According to the memorial notice for Anthony Vidler, in what year did he begin serving as chair of the art history department at UCLA?

Excerpted text:
....
In Memoriam: Professor Anthony Vidler
POSTED ON: October 20, 2023
Professor Anthony Vidler, dean of The Irwin S. Chanin School of Architecture from 2001 to 2013, passed away on Thursday, October 19.
Vidler, who moved to New York City from England in the mid-1960s, started his American career at Princeton University teaching art and architecture history while establishing a small consulting practice to assist New York City in repurposing abandoned buildings for use by community organizations, such as drug rehabilitation centers and job training centers. During those first years, he became acquainted with Cooper’s first dean, John Hejduk as well as with the school’s unique approach to architectural education. He served as chair of the art history department at UCLA starting in 1993 but returned to Cooper after Hejduk’s death in 2000 to serve as acting dean and, the following year, as dean. Though many would have been intimidated to follow Hejduk considering his outsized status as pedagogue and architect, Vidler, a scholar of renown, had no fear of comparison.
What he did see as a challenge, though, was introducing digital design tools to Cooper’s curriculum without sacrificing the particularities of the school’s pedagogy and its emphasis on the role of hand drawing and model making. He was surprised to find a dearth of digital tools available at Cooper, which as recalled years later was a little bit of a shock having come from UCLA which, as he put it, "had computers coming out of its ears.”
Furthermore, Vidler took the reins just before the September 11 attacks. Between that and the death of John Hejduk, many at the school were, he said, “in a state of shock.” He strove to cohere faculty around shared pedagogical goals and to understand the changes they felt were in order for a 21st century architectural education. After much listening, he came to the conclusion that Cooper’s architecture school needed to be more fully engaged with New York, less sheltered from the tumult of design and building outside of the academy. He wanted to offer students expanded intellectual opportunities to provide what he called “an education that was important for their future practice”—chances to think about the role of architecture in climate change, threats to civic and cultural stability, and economic justice. “In Tony,” said Acting Dean Hayley Eber, “we found a wholly devoted advocate for the discipline as well as the profession of architecture, an unwavering intellect, and a fervent believer in the potential of architecture to impact culture, society, and the shaping of history.”
....
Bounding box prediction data
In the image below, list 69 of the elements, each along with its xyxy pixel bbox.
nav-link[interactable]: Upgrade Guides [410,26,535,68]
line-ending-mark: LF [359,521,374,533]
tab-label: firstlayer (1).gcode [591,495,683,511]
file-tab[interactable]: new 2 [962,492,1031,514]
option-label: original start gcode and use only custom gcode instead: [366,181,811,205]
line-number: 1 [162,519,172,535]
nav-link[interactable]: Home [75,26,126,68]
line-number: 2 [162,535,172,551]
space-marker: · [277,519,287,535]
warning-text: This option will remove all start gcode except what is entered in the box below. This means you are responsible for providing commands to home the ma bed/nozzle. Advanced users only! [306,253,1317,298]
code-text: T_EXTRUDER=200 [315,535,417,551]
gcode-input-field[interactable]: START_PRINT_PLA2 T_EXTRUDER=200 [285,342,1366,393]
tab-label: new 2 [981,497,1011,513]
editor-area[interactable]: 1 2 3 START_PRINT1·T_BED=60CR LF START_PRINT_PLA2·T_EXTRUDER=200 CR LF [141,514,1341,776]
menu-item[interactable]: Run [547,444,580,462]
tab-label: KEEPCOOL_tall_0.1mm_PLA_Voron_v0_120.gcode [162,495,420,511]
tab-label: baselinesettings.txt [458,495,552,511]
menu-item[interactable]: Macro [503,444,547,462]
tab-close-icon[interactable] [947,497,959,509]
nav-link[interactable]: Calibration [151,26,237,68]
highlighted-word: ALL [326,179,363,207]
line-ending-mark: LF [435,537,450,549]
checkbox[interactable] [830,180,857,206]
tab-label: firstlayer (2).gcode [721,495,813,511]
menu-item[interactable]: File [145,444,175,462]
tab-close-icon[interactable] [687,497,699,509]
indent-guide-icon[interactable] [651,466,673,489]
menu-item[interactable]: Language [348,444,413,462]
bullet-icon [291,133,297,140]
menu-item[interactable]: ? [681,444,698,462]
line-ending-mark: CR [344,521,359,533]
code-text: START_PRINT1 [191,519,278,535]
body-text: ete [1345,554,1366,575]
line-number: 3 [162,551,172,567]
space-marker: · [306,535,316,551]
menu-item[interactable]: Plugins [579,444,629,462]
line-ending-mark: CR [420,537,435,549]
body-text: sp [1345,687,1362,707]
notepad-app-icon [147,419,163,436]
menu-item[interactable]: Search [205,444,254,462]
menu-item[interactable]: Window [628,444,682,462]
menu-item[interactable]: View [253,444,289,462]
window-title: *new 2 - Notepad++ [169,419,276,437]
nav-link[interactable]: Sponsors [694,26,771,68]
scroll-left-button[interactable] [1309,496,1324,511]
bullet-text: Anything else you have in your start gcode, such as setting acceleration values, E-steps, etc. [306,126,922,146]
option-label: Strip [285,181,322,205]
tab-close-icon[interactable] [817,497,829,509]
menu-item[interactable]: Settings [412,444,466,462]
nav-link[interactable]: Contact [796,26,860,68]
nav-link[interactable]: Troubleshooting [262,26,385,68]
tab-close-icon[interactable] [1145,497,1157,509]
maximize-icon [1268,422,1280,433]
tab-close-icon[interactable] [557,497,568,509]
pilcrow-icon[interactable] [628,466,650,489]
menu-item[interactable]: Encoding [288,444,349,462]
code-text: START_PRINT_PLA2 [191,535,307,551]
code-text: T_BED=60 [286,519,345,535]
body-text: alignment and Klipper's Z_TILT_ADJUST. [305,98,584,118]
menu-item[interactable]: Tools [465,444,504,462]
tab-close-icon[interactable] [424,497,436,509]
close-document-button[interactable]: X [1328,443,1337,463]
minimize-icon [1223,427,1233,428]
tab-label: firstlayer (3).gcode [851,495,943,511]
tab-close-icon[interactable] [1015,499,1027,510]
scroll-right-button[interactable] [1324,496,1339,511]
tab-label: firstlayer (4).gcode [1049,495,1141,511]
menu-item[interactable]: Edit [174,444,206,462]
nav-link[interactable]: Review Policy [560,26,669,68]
....
Output of the task: 1993